- Instructions to follow
Write the material out again, line by line, exactly as it is.
※ ※ ※
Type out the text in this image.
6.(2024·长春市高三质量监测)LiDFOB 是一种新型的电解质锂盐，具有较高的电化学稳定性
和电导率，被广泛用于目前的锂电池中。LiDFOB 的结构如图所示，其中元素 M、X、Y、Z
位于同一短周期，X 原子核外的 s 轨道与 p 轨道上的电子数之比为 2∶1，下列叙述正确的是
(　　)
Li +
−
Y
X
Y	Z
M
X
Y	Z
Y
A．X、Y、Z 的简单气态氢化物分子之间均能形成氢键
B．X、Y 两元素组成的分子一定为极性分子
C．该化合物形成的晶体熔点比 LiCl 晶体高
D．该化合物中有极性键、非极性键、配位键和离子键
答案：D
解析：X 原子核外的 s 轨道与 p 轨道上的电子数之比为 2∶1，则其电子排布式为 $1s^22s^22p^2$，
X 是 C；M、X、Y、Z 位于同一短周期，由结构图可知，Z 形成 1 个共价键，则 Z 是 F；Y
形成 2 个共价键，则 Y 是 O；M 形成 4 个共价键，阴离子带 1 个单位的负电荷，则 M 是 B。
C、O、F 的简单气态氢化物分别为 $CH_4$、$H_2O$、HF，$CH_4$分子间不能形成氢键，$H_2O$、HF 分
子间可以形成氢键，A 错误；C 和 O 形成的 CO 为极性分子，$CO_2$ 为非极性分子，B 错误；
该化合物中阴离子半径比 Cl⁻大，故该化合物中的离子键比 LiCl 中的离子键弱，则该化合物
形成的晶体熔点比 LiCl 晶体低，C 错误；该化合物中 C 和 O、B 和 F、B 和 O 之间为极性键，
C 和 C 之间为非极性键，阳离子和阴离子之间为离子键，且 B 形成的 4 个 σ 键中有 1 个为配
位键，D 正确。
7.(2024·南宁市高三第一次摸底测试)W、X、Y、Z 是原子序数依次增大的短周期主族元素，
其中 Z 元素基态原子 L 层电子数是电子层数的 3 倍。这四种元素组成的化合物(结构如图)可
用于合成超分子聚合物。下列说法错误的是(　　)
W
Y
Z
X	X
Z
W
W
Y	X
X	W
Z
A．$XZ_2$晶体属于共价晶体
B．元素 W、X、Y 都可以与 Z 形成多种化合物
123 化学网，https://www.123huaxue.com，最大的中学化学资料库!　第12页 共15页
※ ※ ※
- Task solution
Type out the text in this image.
6.(2024·长春市高三质量监测)LiDFOB 是一种新型的电解质锂盐，具有较高的电化学稳定性
和电导率，被广泛用于目前的锂电池中。LiDFOB 的结构如图所示，其中元素 M、X、Y、Z
位于同一短周期，X 原子核外的 s 轨道与 p 轨道上的电子数之比为 2∶1，下列叙述正确的是
(　　)
Li +
−
Y
X
Y	Z
M
X
Y	Z
Y
A．X、Y、Z 的简单气态氢化物分子之间均能形成氢键
B．X、Y 两元素组成的分子一定为极性分子
C．该化合物形成的晶体熔点比 LiCl 晶体高
D．该化合物中有极性键、非极性键、配位键和离子键
答案：D
解析：X 原子核外的 s 轨道与 p 轨道上的电子数之比为 2∶1，则其电子排布式为 $1s^22s^22p^2$，
X 是 C；M、X、Y、Z 位于同一短周期，由结构图可知，Z 形成 1 个共价键，则 Z 是 F；Y
形成 2 个共价键，则 Y 是 O；M 形成 4 个共价键，阴离子带 1 个单位的负电荷，则 M 是 B。
C、O、F 的简单气态氢化物分别为 $CH_4$、$H_2O$、HF，$CH_4$分子间不能形成氢键，$H_2O$、HF 分
子间可以形成氢键，A 错误；C 和 O 形成的 CO 为极性分子，$CO_2$ 为非极性分子，B 错误；
该化合物中阴离子半径比 Cl⁻大，故该化合物中的离子键比 LiCl 中的离子键弱，则该化合物
形成的晶体熔点比 LiCl 晶体低，C 错误；该化合物中 C 和 O、B 和 F、B 和 O 之间为极性键，
C 和 C 之间为非极性键，阳离子和阴离子之间为离子键，且 B 形成的 4 个 σ 键中有 1 个为配
位键，D 正确。
7.(2024·南宁市高三第一次摸底测试)W、X、Y、Z 是原子序数依次增大的短周期主族元素，
其中 Z 元素基态原子 L 层电子数是电子层数的 3 倍。这四种元素组成的化合物(结构如图)可
用于合成超分子聚合物。下列说法错误的是(　　)
W
Y
Z
X	X
Z
W
W
Y	X
X	W
Z
A．$XZ_2$晶体属于共价晶体
B．元素 W、X、Y 都可以与 Z 形成多种化合物
123 化学网，https://www.123huaxue.com，最大的中学化学资料库!　第12页 共15页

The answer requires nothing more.